◆ GIVEN EXERCISE 1: In the GitHub issue about deflate compression length, which library did the poster move away from before trying libdeflate?
◆ GIVEN EXERCISE 2: From the GitHub issue about deflate compression length, copy word for word the span from "I want to do" to "new DeflateStream(output, CompressionLevel.Optimal))".

◆ SOURCE DOCUMENT:
- - - - -

Skip to content
New issue

Have a question about this project? Sign up for a free GitHub account to open an issue and contact its maintainers and the community.

By clicking “Sign up for GitHub”, you agree to our terms of service and privacy statement. We’ll occasionally send you account related emails.

Already on GitHub? Sign in to your account

Deflat Compressor Length #69

Closed
Bit00009 opened this issue Jul 20, 2020 · 7 comments
Closed

Deflat Compressor Length #69

Bit00009 opened this issue Jul 20, 2020 · 7 comments
Labels

Comments

@Bit00009
Copy link

Hi there dear @ebiggers
First thank you for this amazing library, I just came from zlib to your library and I have some difficulties.
I want to do a very simple deflate compression on a buffer and I can't figure it out how to deal with length.

I know there's two way to deal with length in gzip and lz4 , I worked with them before and I was adding original data size as a little header in my compressed data but In this case every single byte is important to me.

In C# there's a internal compressor known as DeflatStream we just pass a byte array and get a byte array back :

public static byte[] Compress(byte[] data)
{
	MemoryStream output = new MemoryStream();
	using (DeflateStream dstream = new DeflateStream(output, CompressionLevel.Optimal))
	{
		dstream.Write(data, 0, data.Length);
	}
	return output.ToArray();
}
public static byte[] Decompress(byte[] data)
{
	MemoryStream input = new MemoryStream(data);
	MemoryStream output = new MemoryStream();
	using (DeflateStream dstream = new DeflateStream(input, CompressionMode.Decompress))
	{
		dstream.CopyTo(output);
	}
	return output.ToArray();
}

Result data doesn't contain any thing related to original size data.
So I tried to do the same using libdeflate and here's my current code :

#include <iostream>
#include <vector>
#include <fstream>

#include "libdeflate.h"
#pragma comment( lib , "libdeflatestatic.lib" )

using namespace std;

#define LOG(x) printf("%s\n",x)
#define LOGVAL(valname,val) printf("Value `%s` = %d\n",valname,val)

int main()

- - - - -

◆ GIVEN RECORDS:
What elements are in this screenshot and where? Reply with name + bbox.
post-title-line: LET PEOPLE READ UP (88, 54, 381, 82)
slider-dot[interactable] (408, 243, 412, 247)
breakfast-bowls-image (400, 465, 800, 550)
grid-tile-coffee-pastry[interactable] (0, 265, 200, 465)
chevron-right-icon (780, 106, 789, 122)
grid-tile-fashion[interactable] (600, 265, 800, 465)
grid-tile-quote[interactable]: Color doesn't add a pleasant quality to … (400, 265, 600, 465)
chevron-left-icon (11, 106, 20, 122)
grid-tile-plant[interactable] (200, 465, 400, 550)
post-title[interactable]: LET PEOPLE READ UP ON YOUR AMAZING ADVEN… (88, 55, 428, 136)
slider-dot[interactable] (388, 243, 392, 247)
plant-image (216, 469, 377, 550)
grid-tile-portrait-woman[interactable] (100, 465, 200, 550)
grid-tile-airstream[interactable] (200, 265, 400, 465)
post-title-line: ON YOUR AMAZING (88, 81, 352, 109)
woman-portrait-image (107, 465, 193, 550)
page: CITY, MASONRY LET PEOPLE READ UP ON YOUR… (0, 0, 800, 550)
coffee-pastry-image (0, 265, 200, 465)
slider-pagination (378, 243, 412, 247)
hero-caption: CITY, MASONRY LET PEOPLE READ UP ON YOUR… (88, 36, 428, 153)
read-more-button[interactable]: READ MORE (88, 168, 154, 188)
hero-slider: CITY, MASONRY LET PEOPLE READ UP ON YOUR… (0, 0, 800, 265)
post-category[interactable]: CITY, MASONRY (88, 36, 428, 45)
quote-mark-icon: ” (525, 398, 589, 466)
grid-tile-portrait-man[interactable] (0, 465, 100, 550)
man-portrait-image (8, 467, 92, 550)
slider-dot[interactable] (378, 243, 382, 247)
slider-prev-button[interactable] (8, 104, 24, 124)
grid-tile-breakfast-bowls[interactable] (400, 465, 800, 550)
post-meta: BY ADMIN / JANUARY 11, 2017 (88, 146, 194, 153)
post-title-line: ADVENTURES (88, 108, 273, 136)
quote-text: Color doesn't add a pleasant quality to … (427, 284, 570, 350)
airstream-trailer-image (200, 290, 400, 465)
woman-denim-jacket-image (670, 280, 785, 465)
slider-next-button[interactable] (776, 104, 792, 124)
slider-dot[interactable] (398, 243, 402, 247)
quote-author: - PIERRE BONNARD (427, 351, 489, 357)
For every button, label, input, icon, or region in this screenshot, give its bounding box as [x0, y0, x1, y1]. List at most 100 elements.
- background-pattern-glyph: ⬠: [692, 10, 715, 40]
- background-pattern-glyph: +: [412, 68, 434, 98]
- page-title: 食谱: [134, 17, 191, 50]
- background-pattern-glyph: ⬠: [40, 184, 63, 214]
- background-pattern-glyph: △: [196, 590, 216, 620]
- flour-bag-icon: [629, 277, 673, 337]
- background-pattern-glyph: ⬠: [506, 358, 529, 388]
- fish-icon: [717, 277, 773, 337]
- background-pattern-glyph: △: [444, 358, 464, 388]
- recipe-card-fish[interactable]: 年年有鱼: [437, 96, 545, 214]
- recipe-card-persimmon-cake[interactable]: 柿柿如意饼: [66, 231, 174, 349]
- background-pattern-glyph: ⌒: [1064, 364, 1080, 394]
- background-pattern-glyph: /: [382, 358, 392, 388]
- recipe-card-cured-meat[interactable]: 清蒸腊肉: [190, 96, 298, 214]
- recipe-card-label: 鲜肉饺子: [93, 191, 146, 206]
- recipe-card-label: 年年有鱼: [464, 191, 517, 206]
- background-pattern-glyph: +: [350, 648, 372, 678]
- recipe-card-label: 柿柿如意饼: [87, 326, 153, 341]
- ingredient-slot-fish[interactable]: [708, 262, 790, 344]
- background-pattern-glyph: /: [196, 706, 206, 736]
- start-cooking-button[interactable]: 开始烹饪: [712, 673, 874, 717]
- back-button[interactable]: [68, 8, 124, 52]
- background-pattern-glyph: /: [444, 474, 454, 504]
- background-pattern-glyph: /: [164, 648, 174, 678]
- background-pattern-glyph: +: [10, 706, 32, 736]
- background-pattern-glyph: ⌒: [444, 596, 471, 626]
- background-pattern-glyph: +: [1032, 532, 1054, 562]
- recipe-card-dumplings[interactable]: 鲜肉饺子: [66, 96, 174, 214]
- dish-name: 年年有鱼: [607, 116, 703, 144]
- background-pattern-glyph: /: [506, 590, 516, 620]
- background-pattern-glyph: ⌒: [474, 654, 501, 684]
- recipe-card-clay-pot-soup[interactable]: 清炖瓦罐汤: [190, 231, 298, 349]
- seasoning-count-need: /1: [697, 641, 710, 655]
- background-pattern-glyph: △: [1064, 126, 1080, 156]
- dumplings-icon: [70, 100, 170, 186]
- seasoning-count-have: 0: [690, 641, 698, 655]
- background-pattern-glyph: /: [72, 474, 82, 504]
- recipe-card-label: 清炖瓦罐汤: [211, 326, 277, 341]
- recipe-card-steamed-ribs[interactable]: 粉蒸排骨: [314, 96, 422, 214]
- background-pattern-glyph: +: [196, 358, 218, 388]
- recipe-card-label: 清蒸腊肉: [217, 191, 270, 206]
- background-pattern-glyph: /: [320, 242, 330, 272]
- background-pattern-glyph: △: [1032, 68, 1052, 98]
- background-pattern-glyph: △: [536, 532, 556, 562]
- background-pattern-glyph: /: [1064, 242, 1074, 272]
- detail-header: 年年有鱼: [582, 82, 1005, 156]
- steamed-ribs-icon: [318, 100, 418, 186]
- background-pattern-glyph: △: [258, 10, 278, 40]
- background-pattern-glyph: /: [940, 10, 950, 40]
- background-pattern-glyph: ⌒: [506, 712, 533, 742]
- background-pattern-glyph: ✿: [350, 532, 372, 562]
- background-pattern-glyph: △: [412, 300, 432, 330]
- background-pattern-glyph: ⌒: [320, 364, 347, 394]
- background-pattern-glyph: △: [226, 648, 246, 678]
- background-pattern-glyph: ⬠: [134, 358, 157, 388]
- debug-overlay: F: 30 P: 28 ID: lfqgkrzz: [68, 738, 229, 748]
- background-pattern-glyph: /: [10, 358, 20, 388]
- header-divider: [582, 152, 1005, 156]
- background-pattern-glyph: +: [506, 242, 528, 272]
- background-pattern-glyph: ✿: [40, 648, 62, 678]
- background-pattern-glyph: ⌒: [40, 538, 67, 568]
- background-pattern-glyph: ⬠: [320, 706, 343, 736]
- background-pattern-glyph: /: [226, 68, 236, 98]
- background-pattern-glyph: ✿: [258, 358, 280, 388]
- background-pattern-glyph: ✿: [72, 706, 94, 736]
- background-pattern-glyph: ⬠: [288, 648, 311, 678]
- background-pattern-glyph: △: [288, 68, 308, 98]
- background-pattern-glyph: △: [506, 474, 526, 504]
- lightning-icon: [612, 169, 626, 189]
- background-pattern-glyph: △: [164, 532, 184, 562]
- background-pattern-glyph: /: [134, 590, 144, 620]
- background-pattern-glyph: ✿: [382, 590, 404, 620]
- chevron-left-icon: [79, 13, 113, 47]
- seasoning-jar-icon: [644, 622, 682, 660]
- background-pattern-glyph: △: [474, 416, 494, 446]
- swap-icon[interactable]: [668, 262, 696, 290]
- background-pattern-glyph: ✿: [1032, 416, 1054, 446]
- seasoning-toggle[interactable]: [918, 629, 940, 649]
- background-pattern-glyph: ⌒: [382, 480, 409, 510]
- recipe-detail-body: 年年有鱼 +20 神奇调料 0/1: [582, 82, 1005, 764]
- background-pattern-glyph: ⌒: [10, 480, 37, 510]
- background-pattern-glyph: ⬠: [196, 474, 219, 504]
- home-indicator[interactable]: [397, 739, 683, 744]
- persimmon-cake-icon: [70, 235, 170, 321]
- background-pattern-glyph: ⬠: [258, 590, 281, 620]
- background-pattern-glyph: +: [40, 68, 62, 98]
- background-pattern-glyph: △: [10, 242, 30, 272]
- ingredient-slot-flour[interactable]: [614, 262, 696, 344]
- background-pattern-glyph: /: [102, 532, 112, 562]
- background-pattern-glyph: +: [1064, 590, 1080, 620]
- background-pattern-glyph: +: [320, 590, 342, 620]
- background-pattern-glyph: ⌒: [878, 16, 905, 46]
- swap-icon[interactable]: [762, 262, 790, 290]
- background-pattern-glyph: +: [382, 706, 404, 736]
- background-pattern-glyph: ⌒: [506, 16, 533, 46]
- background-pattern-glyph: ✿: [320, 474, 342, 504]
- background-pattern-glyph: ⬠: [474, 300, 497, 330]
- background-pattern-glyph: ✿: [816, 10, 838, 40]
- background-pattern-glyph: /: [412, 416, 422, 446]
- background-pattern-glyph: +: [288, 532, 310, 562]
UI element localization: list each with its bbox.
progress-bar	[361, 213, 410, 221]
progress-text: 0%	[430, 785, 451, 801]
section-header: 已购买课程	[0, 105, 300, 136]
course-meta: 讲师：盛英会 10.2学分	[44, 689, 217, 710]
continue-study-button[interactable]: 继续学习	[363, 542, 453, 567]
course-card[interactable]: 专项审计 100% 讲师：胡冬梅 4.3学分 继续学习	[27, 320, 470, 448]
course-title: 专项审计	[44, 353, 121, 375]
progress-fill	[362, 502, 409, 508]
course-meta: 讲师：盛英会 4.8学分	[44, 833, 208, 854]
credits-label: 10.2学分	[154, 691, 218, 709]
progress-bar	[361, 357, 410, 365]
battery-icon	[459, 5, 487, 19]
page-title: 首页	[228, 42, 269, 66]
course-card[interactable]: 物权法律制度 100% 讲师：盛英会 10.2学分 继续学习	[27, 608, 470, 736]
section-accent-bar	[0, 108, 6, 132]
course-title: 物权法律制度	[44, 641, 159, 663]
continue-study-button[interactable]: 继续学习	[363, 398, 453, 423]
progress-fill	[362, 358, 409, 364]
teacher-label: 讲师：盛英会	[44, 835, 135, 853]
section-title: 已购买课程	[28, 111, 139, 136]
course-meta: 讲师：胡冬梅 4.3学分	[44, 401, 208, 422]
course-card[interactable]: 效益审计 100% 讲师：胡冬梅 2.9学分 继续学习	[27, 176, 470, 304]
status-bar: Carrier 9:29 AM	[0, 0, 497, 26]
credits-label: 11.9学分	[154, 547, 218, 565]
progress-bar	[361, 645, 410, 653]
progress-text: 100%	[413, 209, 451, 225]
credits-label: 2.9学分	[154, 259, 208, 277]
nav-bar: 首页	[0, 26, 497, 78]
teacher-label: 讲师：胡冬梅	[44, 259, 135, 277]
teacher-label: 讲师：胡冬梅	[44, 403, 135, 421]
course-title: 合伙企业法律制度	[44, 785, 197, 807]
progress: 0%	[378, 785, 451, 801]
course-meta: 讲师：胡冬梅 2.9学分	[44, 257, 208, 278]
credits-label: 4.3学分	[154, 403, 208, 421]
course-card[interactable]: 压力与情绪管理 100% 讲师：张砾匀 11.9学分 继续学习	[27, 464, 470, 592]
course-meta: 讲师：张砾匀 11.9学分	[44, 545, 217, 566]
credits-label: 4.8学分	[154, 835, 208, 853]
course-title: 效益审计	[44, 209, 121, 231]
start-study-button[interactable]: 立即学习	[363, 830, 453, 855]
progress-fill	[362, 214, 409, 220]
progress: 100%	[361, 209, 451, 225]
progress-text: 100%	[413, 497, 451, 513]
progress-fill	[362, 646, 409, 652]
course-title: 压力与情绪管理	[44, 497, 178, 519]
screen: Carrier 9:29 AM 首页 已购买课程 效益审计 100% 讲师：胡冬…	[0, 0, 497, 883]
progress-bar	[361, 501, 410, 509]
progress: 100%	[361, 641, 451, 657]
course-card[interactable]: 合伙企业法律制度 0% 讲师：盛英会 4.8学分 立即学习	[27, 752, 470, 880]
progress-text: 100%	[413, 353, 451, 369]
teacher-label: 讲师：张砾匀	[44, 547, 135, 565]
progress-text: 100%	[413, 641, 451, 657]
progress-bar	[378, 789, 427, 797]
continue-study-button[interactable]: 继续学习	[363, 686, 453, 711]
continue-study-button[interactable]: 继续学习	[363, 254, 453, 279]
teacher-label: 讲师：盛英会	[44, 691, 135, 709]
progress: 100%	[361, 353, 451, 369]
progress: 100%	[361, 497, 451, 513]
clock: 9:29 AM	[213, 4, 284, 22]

- - - - -

◆ FINAL RESULT 1: zlib

◆ FINAL RESULT 2:
I want to do a very simple deflate compression on a buffer and I can't figure it out how to deal with length.

I know there's two way to deal with length in gzip and lz4 , I worked with them before and I was adding original data size as a little header in my compressed data but In this case every single byte is important to me.

In C# there's a internal compressor known as DeflatStream we just pass a byte array and get a byte array back :

public static byte[] Compress(byte[] data)
{
	MemoryStream output = new MemoryStream();
	using (DeflateStream dstream = new DeflateStream(output, CompressionLevel.Optimal))